-- start of Provided records --

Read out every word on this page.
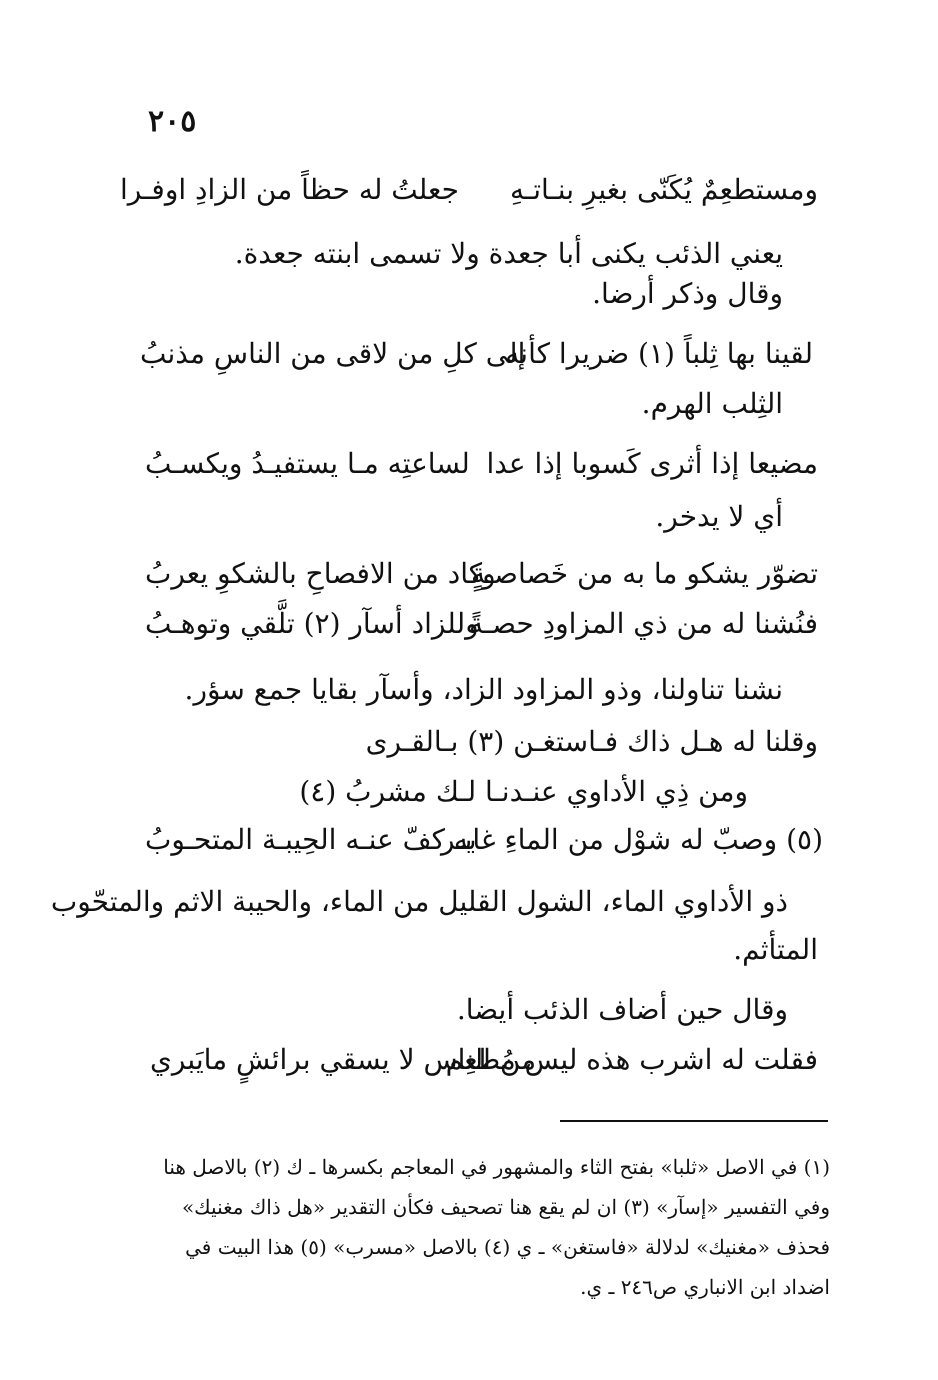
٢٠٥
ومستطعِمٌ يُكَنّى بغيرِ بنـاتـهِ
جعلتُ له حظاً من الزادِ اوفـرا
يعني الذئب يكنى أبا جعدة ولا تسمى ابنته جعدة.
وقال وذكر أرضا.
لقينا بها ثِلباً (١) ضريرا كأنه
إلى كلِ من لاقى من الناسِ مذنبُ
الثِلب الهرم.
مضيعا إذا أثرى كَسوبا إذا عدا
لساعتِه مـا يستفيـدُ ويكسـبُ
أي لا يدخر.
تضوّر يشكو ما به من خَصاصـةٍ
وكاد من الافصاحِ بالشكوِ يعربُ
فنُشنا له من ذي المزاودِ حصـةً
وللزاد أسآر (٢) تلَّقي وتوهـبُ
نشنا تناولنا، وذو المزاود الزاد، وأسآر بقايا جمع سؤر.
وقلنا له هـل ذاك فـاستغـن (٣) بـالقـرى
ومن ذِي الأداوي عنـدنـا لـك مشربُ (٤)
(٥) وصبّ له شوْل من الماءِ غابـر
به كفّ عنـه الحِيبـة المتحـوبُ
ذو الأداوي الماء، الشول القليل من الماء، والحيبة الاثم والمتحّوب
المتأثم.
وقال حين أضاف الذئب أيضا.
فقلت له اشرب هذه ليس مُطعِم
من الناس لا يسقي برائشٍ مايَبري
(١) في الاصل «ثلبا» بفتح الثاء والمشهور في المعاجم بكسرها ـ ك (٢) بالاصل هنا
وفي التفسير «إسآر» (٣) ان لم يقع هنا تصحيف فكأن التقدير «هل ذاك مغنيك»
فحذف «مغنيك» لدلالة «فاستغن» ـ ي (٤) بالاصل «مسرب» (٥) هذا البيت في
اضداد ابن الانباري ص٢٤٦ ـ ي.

-- end of Provided records --

▶ _Aim of the exercise_: List every line above that holds the word "وقال".

▶ _Task output_:
وقال وذكر أرضا.
وقال حين أضاف الذئب أيضا.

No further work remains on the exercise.